Given instruction
Retype the records below exactly as they appear, but leave out any pictures.

[A block of data]

::::::::::

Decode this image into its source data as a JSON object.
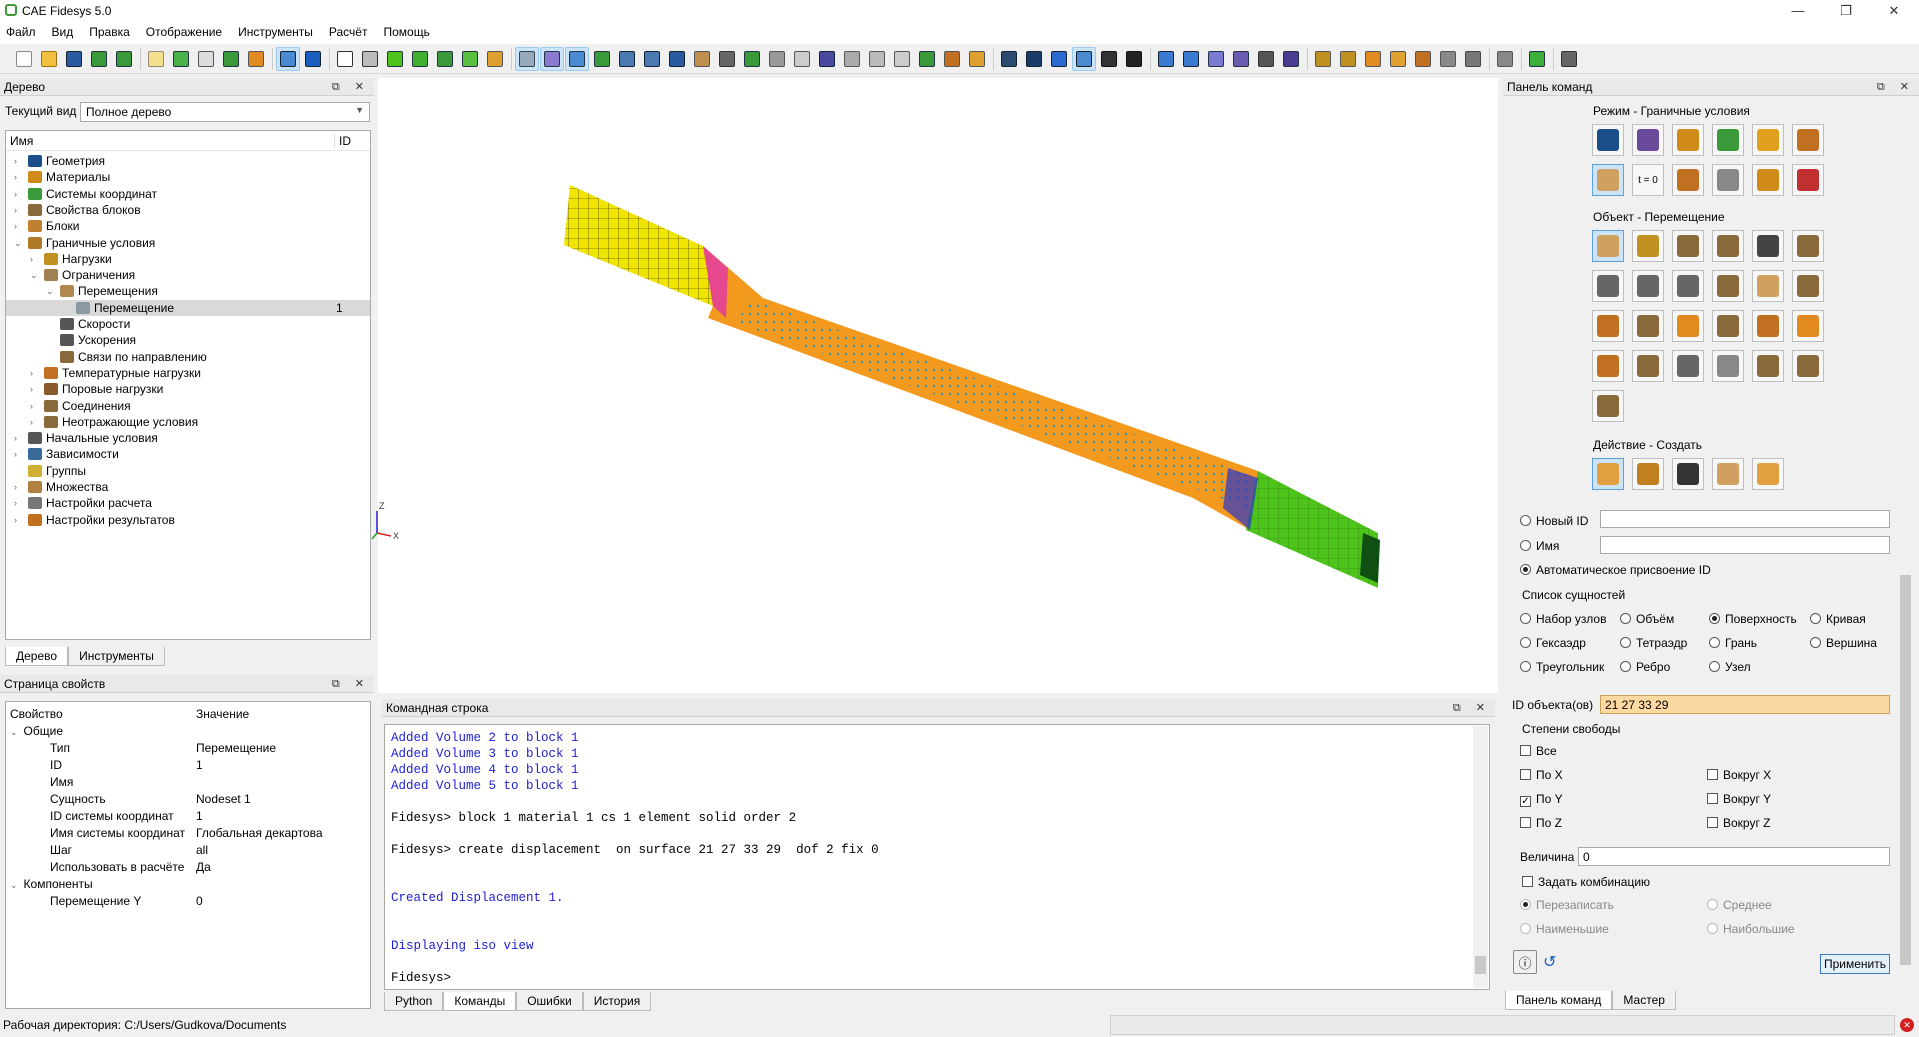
{
  "app": {
    "title": "CAE Fidesys 5.0"
  },
  "menu": [
    "Файл",
    "Вид",
    "Правка",
    "Отображение",
    "Инструменты",
    "Расчёт",
    "Помощь"
  ],
  "tree_panel": {
    "title": "Дерево",
    "view_label": "Текущий вид",
    "view_value": "Полное дерево",
    "col_name": "Имя",
    "col_id": "ID",
    "items": [
      {
        "label": "Геометрия",
        "level": 0,
        "expand": "›",
        "color": "#1a4f8a",
        "icon": "geometry-icon"
      },
      {
        "label": "Материалы",
        "level": 0,
        "expand": "›",
        "color": "#d08a1a",
        "icon": "materials-icon"
      },
      {
        "label": "Системы координат",
        "level": 0,
        "expand": "›",
        "color": "#3a9a3a",
        "icon": "coordinate-system-icon"
      },
      {
        "label": "Свойства блоков",
        "level": 0,
        "expand": "›",
        "color": "#8a6a3a",
        "icon": "block-properties-icon"
      },
      {
        "label": "Блоки",
        "level": 0,
        "expand": "›",
        "color": "#c08030",
        "icon": "blocks-icon"
      },
      {
        "label": "Граничные условия",
        "level": 0,
        "expand": "⌄",
        "color": "#b07a2a",
        "icon": "boundary-conditions-icon"
      },
      {
        "label": "Нагрузки",
        "level": 1,
        "expand": "›",
        "color": "#c09020",
        "icon": "loads-icon"
      },
      {
        "label": "Ограничения",
        "level": 1,
        "expand": "⌄",
        "color": "#a08050",
        "icon": "constraints-icon"
      },
      {
        "label": "Перемещения",
        "level": 2,
        "expand": "⌄",
        "color": "#b08850",
        "icon": "displacements-icon"
      },
      {
        "label": "Перемещение",
        "level": 3,
        "expand": "",
        "color": "#8a9aa0",
        "icon": "displacement-icon",
        "id": "1",
        "selected": true
      },
      {
        "label": "Скорости",
        "level": 2,
        "expand": "",
        "color": "#555",
        "icon": "velocity-icon"
      },
      {
        "label": "Ускорения",
        "level": 2,
        "expand": "",
        "color": "#555",
        "icon": "acceleration-icon"
      },
      {
        "label": "Связи по направлению",
        "level": 2,
        "expand": "",
        "color": "#8a6a3a",
        "icon": "directional-constraint-icon"
      },
      {
        "label": "Температурные нагрузки",
        "level": 1,
        "expand": "›",
        "color": "#c07020",
        "icon": "thermal-loads-icon"
      },
      {
        "label": "Поровые нагрузки",
        "level": 1,
        "expand": "›",
        "color": "#8a5a2a",
        "icon": "pore-loads-icon"
      },
      {
        "label": "Соединения",
        "level": 1,
        "expand": "›",
        "color": "#8a6a3a",
        "icon": "connections-icon"
      },
      {
        "label": "Неотражающие условия",
        "level": 1,
        "expand": "›",
        "color": "#8a6a3a",
        "icon": "nonreflecting-icon"
      },
      {
        "label": "Начальные условия",
        "level": 0,
        "expand": "›",
        "color": "#555",
        "icon": "initial-conditions-icon"
      },
      {
        "label": "Зависимости",
        "level": 0,
        "expand": "›",
        "color": "#3a6a9a",
        "icon": "dependencies-icon"
      },
      {
        "label": "Группы",
        "level": 0,
        "expand": "",
        "color": "#d0b030",
        "icon": "groups-icon"
      },
      {
        "label": "Множества",
        "level": 0,
        "expand": "›",
        "color": "#b08040",
        "icon": "sets-icon"
      },
      {
        "label": "Настройки расчета",
        "level": 0,
        "expand": "›",
        "color": "#777",
        "icon": "solver-settings-icon"
      },
      {
        "label": "Настройки результатов",
        "level": 0,
        "expand": "›",
        "color": "#c07020",
        "icon": "result-settings-icon"
      }
    ],
    "tabs": [
      "Дерево",
      "Инструменты"
    ]
  },
  "properties": {
    "title": "Страница свойств",
    "col_prop": "Свойство",
    "col_val": "Значение",
    "group_general": "Общие",
    "rows": [
      {
        "k": "Тип",
        "v": "Перемещение"
      },
      {
        "k": "ID",
        "v": "1"
      },
      {
        "k": "Имя",
        "v": ""
      },
      {
        "k": "Сущность",
        "v": "Nodeset 1"
      },
      {
        "k": "ID системы координат",
        "v": "1"
      },
      {
        "k": "Имя системы координат",
        "v": "Глобальная декартова"
      },
      {
        "k": "Шаг",
        "v": "all"
      },
      {
        "k": "Использовать в расчёте",
        "v": "Да"
      }
    ],
    "group_components": "Компоненты",
    "components": [
      {
        "k": "Перемещение Y",
        "v": "0"
      }
    ]
  },
  "viewport": {
    "axis_z": "Z",
    "axis_x": "X"
  },
  "console": {
    "title": "Командная строка",
    "lines": [
      {
        "t": "Added Volume 2 to block 1",
        "c": "blue"
      },
      {
        "t": "Added Volume 3 to block 1",
        "c": "blue"
      },
      {
        "t": "Added Volume 4 to block 1",
        "c": "blue"
      },
      {
        "t": "Added Volume 5 to block 1",
        "c": "blue"
      },
      {
        "t": "",
        "c": ""
      },
      {
        "t": "Fidesys> block 1 material 1 cs 1 element solid order 2",
        "c": "cmd"
      },
      {
        "t": "",
        "c": ""
      },
      {
        "t": "Fidesys> create displacement  on surface 21 27 33 29  dof 2 fix 0",
        "c": "cmd"
      },
      {
        "t": "",
        "c": ""
      },
      {
        "t": "",
        "c": ""
      },
      {
        "t": "Created Displacement 1.",
        "c": "blue"
      },
      {
        "t": "",
        "c": ""
      },
      {
        "t": "",
        "c": ""
      },
      {
        "t": "Displaying iso view",
        "c": "blue"
      },
      {
        "t": "",
        "c": ""
      },
      {
        "t": "Fidesys>",
        "c": "cmd"
      }
    ],
    "tabs": [
      "Python",
      "Команды",
      "Ошибки",
      "История"
    ]
  },
  "command_panel": {
    "title": "Панель команд",
    "mode_label": "Режим - Граничные условия",
    "object_label": "Объект - Перемещение",
    "action_label": "Действие - Создать",
    "t0_label": "t = 0",
    "new_id": "Новый ID",
    "name": "Имя",
    "auto_id": "Автоматическое присвоение ID",
    "entity_list": "Список сущностей",
    "entities": [
      "Набор узлов",
      "Объём",
      "Поверхность",
      "Кривая",
      "Гексаэдр",
      "Тетраэдр",
      "Грань",
      "Вершина",
      "Треугольник",
      "Ребро",
      "Узел"
    ],
    "object_ids_label": "ID объекта(ов)",
    "object_ids_value": "21 27 33 29",
    "dof_label": "Степени свободы",
    "dof_all": "Все",
    "dof": [
      "По X",
      "Вокруг X",
      "По Y",
      "Вокруг Y",
      "По Z",
      "Вокруг Z"
    ],
    "magnitude_label": "Величина",
    "magnitude_value": "0",
    "combine": "Задать комбинацию",
    "combine_opts": [
      "Перезаписать",
      "Среднее",
      "Наименьшие",
      "Наибольшие"
    ],
    "apply": "Применить",
    "tabs": [
      "Панель команд",
      "Мастер"
    ]
  },
  "status": {
    "workdir": "Рабочая директория: C:/Users/Gudkova/Documents"
  }
}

::::::::::

Solved problem
Decode this image into its source data as a JSON object.
{
  "app": {
    "title": "CAE Fidesys 5.0"
  },
  "menu": [
    "Файл",
    "Вид",
    "Правка",
    "Отображение",
    "Инструменты",
    "Расчёт",
    "Помощь"
  ],
  "tree_panel": {
    "title": "Дерево",
    "view_label": "Текущий вид",
    "view_value": "Полное дерево",
    "col_name": "Имя",
    "col_id": "ID",
    "items": [
      {
        "label": "Геометрия",
        "level": 0,
        "expand": "›",
        "color": "#1a4f8a",
        "icon": "geometry-icon"
      },
      {
        "label": "Материалы",
        "level": 0,
        "expand": "›",
        "color": "#d08a1a",
        "icon": "materials-icon"
      },
      {
        "label": "Системы координат",
        "level": 0,
        "expand": "›",
        "color": "#3a9a3a",
        "icon": "coordinate-system-icon"
      },
      {
        "label": "Свойства блоков",
        "level": 0,
        "expand": "›",
        "color": "#8a6a3a",
        "icon": "block-properties-icon"
      },
      {
        "label": "Блоки",
        "level": 0,
        "expand": "›",
        "color": "#c08030",
        "icon": "blocks-icon"
      },
      {
        "label": "Граничные условия",
        "level": 0,
        "expand": "⌄",
        "color": "#b07a2a",
        "icon": "boundary-conditions-icon"
      },
      {
        "label": "Нагрузки",
        "level": 1,
        "expand": "›",
        "color": "#c09020",
        "icon": "loads-icon"
      },
      {
        "label": "Ограничения",
        "level": 1,
        "expand": "⌄",
        "color": "#a08050",
        "icon": "constraints-icon"
      },
      {
        "label": "Перемещения",
        "level": 2,
        "expand": "⌄",
        "color": "#b08850",
        "icon": "displacements-icon"
      },
      {
        "label": "Перемещение",
        "level": 3,
        "expand": "",
        "color": "#8a9aa0",
        "icon": "displacement-icon",
        "id": "1",
        "selected": true
      },
      {
        "label": "Скорости",
        "level": 2,
        "expand": "",
        "color": "#555",
        "icon": "velocity-icon"
      },
      {
        "label": "Ускорения",
        "level": 2,
        "expand": "",
        "color": "#555",
        "icon": "acceleration-icon"
      },
      {
        "label": "Связи по направлению",
        "level": 2,
        "expand": "",
        "color": "#8a6a3a",
        "icon": "directional-constraint-icon"
      },
      {
        "label": "Температурные нагрузки",
        "level": 1,
        "expand": "›",
        "color": "#c07020",
        "icon": "thermal-loads-icon"
      },
      {
        "label": "Поровые нагрузки",
        "level": 1,
        "expand": "›",
        "color": "#8a5a2a",
        "icon": "pore-loads-icon"
      },
      {
        "label": "Соединения",
        "level": 1,
        "expand": "›",
        "color": "#8a6a3a",
        "icon": "connections-icon"
      },
      {
        "label": "Неотражающие условия",
        "level": 1,
        "expand": "›",
        "color": "#8a6a3a",
        "icon": "nonreflecting-icon"
      },
      {
        "label": "Начальные условия",
        "level": 0,
        "expand": "›",
        "color": "#555",
        "icon": "initial-conditions-icon"
      },
      {
        "label": "Зависимости",
        "level": 0,
        "expand": "›",
        "color": "#3a6a9a",
        "icon": "dependencies-icon"
      },
      {
        "label": "Группы",
        "level": 0,
        "expand": "",
        "color": "#d0b030",
        "icon": "groups-icon"
      },
      {
        "label": "Множества",
        "level": 0,
        "expand": "›",
        "color": "#b08040",
        "icon": "sets-icon"
      },
      {
        "label": "Настройки расчета",
        "level": 0,
        "expand": "›",
        "color": "#777",
        "icon": "solver-settings-icon"
      },
      {
        "label": "Настройки результатов",
        "level": 0,
        "expand": "›",
        "color": "#c07020",
        "icon": "result-settings-icon"
      }
    ],
    "tabs": [
      "Дерево",
      "Инструменты"
    ]
  },
  "properties": {
    "title": "Страница свойств",
    "col_prop": "Свойство",
    "col_val": "Значение",
    "group_general": "Общие",
    "rows": [
      {
        "k": "Тип",
        "v": "Перемещение"
      },
      {
        "k": "ID",
        "v": "1"
      },
      {
        "k": "Имя",
        "v": ""
      },
      {
        "k": "Сущность",
        "v": "Nodeset 1"
      },
      {
        "k": "ID системы координат",
        "v": "1"
      },
      {
        "k": "Имя системы координат",
        "v": "Глобальная декартова"
      },
      {
        "k": "Шаг",
        "v": "all"
      },
      {
        "k": "Использовать в расчёте",
        "v": "Да"
      }
    ],
    "group_components": "Компоненты",
    "components": [
      {
        "k": "Перемещение Y",
        "v": "0"
      }
    ]
  },
  "viewport": {
    "axis_z": "Z",
    "axis_x": "X"
  },
  "console": {
    "title": "Командная строка",
    "lines": [
      {
        "t": "Added Volume 2 to block 1",
        "c": "blue"
      },
      {
        "t": "Added Volume 3 to block 1",
        "c": "blue"
      },
      {
        "t": "Added Volume 4 to block 1",
        "c": "blue"
      },
      {
        "t": "Added Volume 5 to block 1",
        "c": "blue"
      },
      {
        "t": "",
        "c": ""
      },
      {
        "t": "Fidesys> block 1 material 1 cs 1 element solid order 2",
        "c": "cmd"
      },
      {
        "t": "",
        "c": ""
      },
      {
        "t": "Fidesys> create displacement  on surface 21 27 33 29  dof 2 fix 0",
        "c": "cmd"
      },
      {
        "t": "",
        "c": ""
      },
      {
        "t": "",
        "c": ""
      },
      {
        "t": "Created Displacement 1.",
        "c": "blue"
      },
      {
        "t": "",
        "c": ""
      },
      {
        "t": "",
        "c": ""
      },
      {
        "t": "Displaying iso view",
        "c": "blue"
      },
      {
        "t": "",
        "c": ""
      },
      {
        "t": "Fidesys>",
        "c": "cmd"
      }
    ],
    "tabs": [
      "Python",
      "Команды",
      "Ошибки",
      "История"
    ]
  },
  "command_panel": {
    "title": "Панель команд",
    "mode_label": "Режим - Граничные условия",
    "object_label": "Объект - Перемещение",
    "action_label": "Действие - Создать",
    "t0_label": "t = 0",
    "new_id": "Новый ID",
    "name": "Имя",
    "auto_id": "Автоматическое присвоение ID",
    "entity_list": "Список сущностей",
    "entities": [
      "Набор узлов",
      "Объём",
      "Поверхность",
      "Кривая",
      "Гексаэдр",
      "Тетраэдр",
      "Грань",
      "Вершина",
      "Треугольник",
      "Ребро",
      "Узел"
    ],
    "object_ids_label": "ID объекта(ов)",
    "object_ids_value": "21 27 33 29",
    "dof_label": "Степени свободы",
    "dof_all": "Все",
    "dof": [
      "По X",
      "Вокруг X",
      "По Y",
      "Вокруг Y",
      "По Z",
      "Вокруг Z"
    ],
    "magnitude_label": "Величина",
    "magnitude_value": "0",
    "combine": "Задать комбинацию",
    "combine_opts": [
      "Перезаписать",
      "Среднее",
      "Наименьшие",
      "Наибольшие"
    ],
    "apply": "Применить",
    "tabs": [
      "Панель команд",
      "Мастер"
    ]
  },
  "status": {
    "workdir": "Рабочая директория: C:/Users/Gudkova/Documents"
  }
}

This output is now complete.